Stated problem
Gather all lines containing the string "icon" and copy them out.

Material for this exercise
<<<<

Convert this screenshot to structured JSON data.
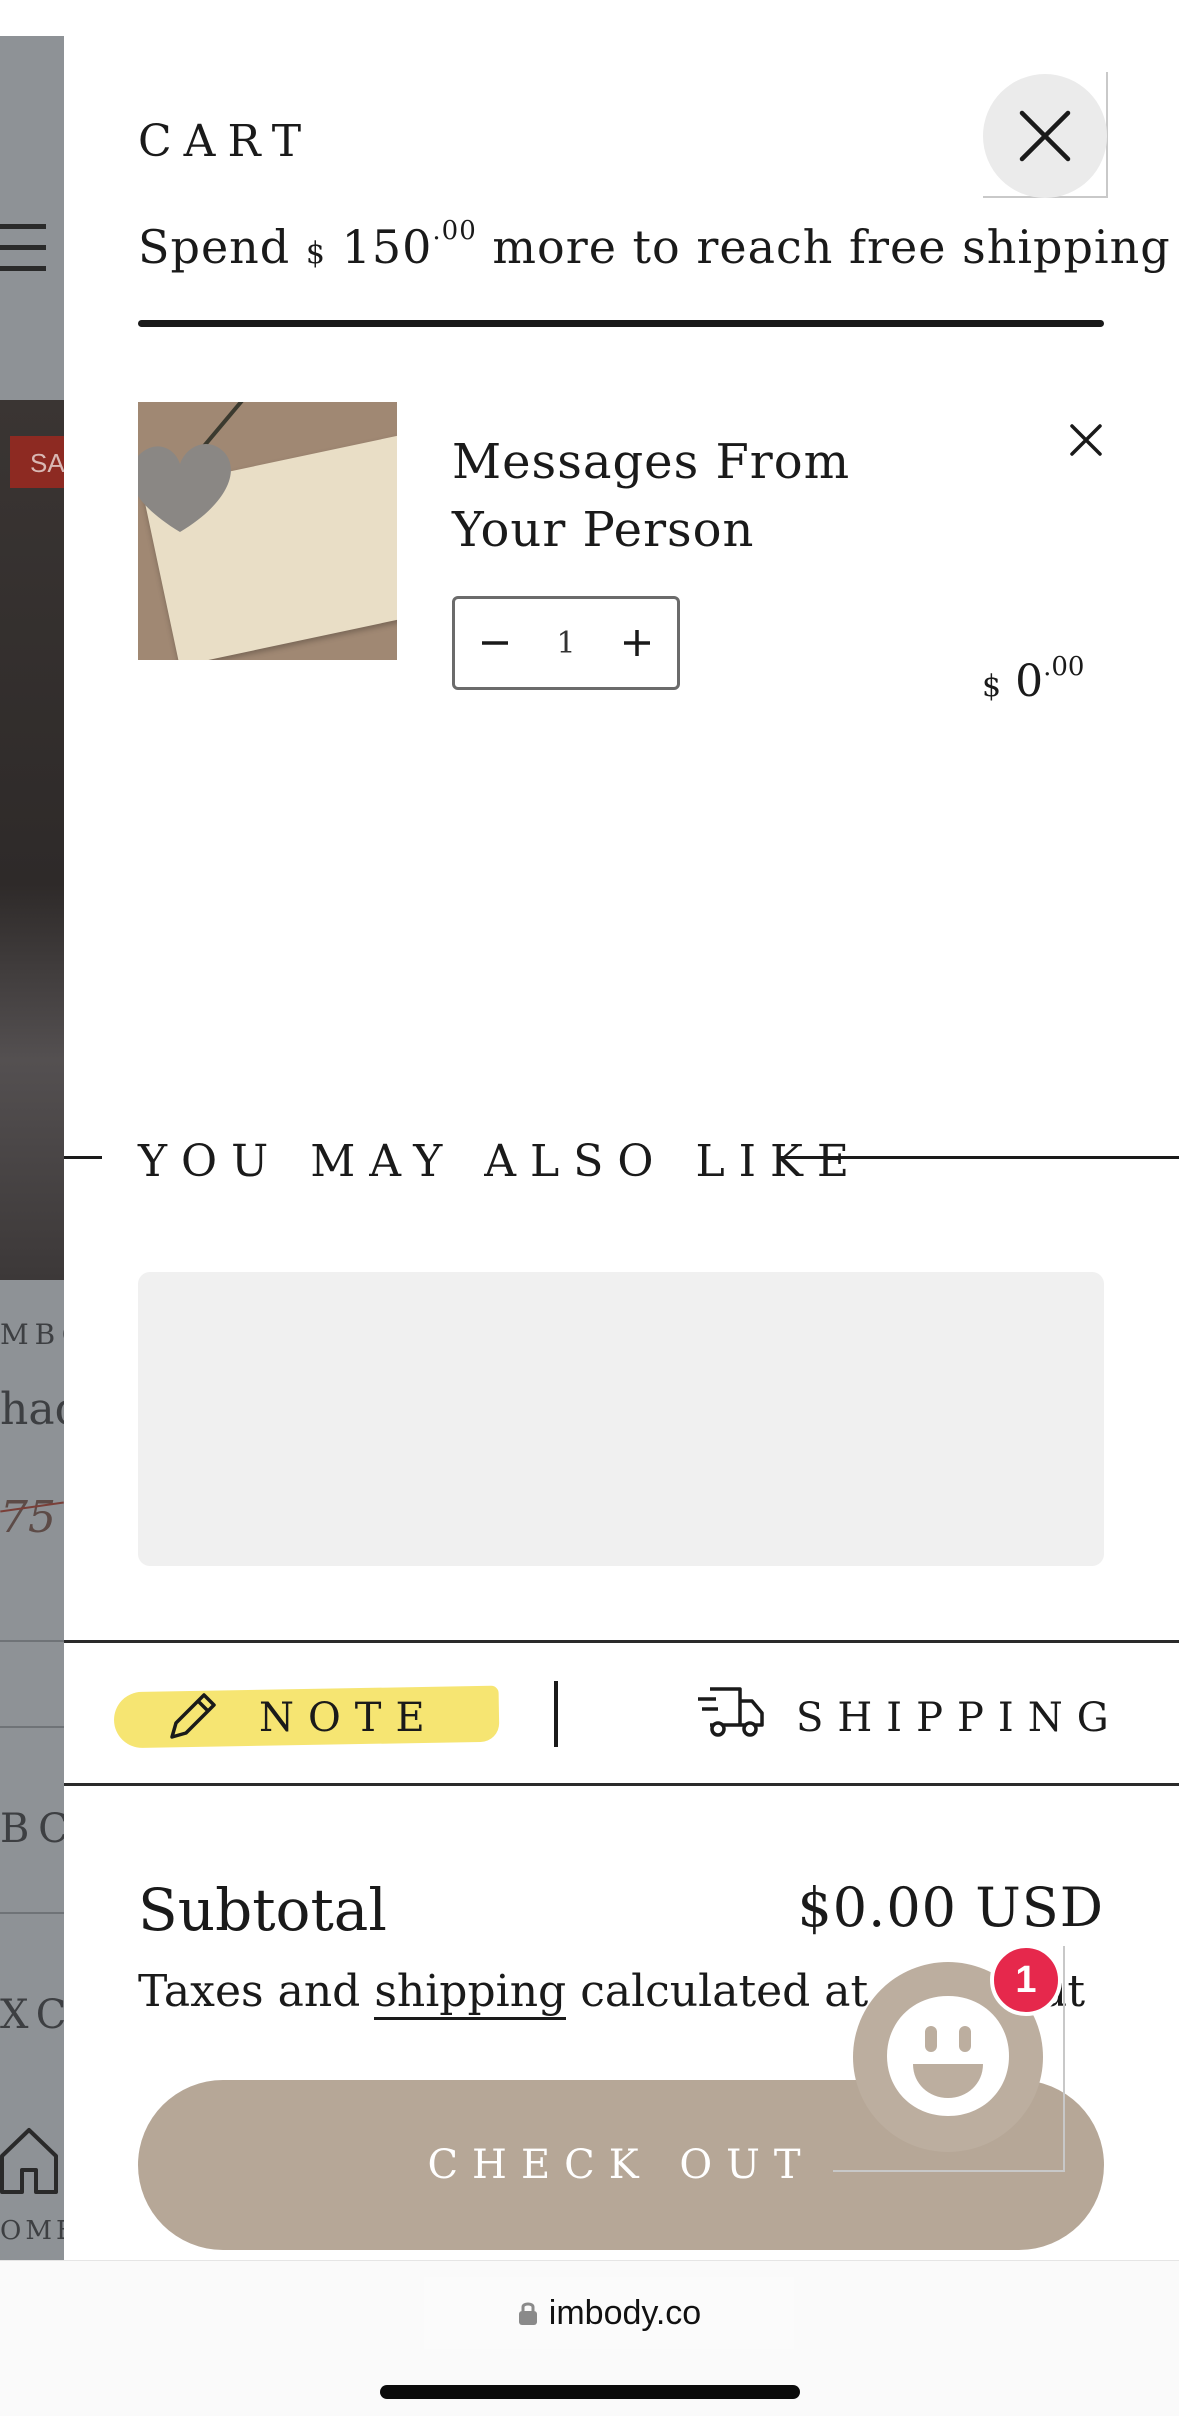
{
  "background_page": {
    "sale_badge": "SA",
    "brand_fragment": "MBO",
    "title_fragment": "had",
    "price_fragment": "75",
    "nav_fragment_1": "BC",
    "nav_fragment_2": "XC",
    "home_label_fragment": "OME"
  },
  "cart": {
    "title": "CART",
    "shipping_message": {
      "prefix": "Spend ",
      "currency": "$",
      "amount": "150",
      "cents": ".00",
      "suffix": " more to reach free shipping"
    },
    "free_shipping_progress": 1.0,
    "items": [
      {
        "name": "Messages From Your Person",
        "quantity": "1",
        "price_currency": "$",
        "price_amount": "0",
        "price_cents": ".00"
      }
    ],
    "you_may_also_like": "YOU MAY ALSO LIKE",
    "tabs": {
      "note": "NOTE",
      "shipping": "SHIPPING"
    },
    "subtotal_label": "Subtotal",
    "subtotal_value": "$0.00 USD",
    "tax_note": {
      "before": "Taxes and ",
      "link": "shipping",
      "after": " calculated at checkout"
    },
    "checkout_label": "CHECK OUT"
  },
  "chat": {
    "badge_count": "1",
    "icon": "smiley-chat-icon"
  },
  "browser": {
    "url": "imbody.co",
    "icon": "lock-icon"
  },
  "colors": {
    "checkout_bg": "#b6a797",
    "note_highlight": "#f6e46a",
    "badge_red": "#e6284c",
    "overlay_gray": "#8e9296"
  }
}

>>>>

Task answer
    "icon": "smiley-chat-icon"
    "icon": "lock-icon"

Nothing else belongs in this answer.